(Stored data)
* Begin *

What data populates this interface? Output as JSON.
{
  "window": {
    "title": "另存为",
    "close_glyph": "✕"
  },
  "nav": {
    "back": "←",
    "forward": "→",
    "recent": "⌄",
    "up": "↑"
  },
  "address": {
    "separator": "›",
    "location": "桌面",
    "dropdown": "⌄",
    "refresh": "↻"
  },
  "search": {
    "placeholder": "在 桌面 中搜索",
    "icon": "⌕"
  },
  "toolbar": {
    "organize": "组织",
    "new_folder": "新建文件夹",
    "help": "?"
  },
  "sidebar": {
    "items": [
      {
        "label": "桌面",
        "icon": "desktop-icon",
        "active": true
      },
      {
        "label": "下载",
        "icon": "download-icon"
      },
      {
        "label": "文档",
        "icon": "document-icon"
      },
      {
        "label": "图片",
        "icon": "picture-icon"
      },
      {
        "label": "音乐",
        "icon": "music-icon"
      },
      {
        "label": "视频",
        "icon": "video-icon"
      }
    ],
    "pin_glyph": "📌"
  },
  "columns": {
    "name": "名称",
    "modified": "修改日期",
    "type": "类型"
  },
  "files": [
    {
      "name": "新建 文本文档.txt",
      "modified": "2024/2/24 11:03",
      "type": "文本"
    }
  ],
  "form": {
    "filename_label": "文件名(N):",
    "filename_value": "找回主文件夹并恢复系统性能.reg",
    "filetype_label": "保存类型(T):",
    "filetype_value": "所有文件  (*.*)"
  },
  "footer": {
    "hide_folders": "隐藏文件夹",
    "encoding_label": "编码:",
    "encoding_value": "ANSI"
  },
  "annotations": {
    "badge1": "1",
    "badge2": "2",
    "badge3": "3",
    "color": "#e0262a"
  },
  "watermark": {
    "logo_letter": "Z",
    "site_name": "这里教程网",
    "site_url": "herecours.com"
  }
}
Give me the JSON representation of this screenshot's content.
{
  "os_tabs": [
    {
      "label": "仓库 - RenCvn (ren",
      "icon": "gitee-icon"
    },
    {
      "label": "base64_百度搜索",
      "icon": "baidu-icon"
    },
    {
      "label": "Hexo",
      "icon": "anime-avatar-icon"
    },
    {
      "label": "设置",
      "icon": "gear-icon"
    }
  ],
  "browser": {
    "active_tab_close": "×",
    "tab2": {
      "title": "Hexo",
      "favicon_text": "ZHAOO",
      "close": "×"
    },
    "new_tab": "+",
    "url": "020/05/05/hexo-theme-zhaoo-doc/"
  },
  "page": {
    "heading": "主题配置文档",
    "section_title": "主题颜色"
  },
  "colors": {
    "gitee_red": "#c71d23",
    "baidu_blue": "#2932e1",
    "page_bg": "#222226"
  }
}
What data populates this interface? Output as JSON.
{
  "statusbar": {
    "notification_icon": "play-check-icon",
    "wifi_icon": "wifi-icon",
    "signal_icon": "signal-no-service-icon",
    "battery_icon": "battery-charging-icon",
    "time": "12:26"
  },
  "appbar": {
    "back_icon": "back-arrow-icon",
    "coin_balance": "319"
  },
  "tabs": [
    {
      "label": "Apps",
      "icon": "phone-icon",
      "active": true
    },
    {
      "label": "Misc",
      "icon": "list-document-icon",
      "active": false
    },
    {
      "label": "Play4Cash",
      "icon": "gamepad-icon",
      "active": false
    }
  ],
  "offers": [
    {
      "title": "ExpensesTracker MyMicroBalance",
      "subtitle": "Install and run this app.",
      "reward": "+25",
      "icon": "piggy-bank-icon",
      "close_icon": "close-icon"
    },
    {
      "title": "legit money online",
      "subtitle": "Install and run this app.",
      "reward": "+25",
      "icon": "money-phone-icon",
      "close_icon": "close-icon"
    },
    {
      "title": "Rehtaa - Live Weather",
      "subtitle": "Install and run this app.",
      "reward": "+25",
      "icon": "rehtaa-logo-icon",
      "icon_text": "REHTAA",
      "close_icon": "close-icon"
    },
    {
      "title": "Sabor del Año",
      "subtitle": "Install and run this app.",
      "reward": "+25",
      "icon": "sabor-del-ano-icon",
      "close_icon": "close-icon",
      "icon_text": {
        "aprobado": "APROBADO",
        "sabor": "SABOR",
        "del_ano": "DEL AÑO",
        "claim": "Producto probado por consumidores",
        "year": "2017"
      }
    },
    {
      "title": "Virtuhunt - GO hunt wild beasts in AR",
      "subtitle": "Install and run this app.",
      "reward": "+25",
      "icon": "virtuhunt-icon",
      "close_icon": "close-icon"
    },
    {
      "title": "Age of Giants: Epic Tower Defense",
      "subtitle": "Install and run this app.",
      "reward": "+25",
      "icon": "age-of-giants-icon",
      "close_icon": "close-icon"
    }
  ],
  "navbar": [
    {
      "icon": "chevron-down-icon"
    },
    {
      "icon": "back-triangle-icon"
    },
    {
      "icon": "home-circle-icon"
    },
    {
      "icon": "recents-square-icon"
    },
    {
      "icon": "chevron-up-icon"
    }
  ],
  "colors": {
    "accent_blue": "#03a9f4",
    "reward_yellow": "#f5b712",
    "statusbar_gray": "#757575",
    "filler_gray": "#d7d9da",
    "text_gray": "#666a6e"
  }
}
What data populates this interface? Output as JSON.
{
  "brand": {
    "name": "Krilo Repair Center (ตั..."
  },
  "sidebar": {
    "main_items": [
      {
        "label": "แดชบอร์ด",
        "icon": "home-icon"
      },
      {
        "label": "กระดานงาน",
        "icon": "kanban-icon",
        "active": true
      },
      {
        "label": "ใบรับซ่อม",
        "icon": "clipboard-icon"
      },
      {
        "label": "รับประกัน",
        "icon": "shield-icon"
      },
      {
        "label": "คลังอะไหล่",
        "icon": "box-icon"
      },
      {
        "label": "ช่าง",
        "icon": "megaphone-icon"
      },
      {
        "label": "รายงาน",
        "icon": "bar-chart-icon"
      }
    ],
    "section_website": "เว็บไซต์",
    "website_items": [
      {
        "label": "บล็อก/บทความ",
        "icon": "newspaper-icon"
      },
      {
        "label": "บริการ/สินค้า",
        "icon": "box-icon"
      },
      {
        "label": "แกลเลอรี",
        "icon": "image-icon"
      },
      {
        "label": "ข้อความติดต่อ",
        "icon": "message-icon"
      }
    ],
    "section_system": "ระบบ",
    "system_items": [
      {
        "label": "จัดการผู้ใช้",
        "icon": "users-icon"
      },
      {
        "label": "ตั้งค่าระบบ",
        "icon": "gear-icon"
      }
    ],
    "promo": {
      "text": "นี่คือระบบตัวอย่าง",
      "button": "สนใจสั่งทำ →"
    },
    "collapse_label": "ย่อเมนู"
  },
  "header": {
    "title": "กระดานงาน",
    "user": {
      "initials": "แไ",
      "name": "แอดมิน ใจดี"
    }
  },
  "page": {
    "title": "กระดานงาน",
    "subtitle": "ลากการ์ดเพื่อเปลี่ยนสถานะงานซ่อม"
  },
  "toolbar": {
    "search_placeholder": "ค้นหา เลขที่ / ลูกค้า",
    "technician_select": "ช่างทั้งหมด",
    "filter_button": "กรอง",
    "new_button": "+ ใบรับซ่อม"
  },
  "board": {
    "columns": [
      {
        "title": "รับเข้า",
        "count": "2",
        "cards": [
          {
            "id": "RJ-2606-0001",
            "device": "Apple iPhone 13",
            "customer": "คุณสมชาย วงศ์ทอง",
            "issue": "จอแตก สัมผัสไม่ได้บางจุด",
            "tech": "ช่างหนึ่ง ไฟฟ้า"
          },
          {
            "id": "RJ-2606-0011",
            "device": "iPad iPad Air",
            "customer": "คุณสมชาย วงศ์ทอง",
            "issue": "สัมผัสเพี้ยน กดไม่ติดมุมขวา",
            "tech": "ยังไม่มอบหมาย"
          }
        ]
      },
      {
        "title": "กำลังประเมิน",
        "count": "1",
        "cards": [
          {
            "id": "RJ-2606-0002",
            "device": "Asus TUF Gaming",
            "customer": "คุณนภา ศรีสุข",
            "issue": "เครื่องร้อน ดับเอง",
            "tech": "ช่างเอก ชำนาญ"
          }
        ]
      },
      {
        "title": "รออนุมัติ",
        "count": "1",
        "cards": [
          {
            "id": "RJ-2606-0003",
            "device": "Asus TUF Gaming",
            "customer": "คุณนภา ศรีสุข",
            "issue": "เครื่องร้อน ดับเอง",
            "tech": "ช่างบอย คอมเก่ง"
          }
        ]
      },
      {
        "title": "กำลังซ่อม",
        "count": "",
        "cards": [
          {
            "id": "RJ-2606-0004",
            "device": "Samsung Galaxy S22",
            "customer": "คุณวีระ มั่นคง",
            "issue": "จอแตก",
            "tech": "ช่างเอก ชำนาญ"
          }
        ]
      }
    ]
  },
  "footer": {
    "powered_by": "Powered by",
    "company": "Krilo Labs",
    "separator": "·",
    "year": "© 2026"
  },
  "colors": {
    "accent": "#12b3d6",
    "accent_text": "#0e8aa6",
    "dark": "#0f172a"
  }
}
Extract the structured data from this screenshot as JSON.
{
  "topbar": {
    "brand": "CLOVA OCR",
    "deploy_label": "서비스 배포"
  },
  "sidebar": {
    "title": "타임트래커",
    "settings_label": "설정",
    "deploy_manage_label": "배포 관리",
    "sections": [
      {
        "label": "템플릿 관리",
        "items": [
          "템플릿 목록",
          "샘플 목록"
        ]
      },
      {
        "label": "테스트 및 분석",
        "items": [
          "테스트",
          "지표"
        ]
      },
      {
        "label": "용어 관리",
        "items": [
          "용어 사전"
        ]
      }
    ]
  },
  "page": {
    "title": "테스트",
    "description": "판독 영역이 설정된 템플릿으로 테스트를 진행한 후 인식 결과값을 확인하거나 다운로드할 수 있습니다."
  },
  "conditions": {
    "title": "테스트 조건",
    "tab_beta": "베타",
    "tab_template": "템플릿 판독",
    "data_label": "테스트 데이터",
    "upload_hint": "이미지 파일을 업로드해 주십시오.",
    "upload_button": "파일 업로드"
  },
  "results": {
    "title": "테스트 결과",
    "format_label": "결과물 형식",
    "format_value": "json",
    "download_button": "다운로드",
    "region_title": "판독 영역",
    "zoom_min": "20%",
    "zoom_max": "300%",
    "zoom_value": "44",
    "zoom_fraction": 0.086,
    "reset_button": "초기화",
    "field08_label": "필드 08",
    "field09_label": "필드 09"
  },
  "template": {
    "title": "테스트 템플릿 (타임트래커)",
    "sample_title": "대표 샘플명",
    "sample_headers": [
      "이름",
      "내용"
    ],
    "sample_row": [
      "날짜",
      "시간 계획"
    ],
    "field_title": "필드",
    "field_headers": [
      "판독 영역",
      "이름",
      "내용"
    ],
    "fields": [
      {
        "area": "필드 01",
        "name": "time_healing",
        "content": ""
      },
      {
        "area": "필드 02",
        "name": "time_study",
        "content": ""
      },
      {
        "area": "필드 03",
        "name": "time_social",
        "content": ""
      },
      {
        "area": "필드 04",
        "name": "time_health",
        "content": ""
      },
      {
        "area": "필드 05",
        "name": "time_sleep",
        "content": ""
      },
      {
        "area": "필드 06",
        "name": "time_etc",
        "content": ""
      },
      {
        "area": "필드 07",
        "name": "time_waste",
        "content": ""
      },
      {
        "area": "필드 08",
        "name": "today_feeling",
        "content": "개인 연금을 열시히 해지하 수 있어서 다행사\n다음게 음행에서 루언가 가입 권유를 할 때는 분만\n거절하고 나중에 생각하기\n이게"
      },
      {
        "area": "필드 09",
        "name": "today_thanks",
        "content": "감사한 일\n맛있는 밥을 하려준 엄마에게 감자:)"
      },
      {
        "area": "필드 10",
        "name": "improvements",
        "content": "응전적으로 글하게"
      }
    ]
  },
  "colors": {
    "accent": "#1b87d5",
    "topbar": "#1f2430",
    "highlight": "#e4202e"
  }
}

* End *

From the listing above, copy all lines holding the word "document".

#### [Written response]
        "icon": "document-icon"
      "icon": "list-document-icon",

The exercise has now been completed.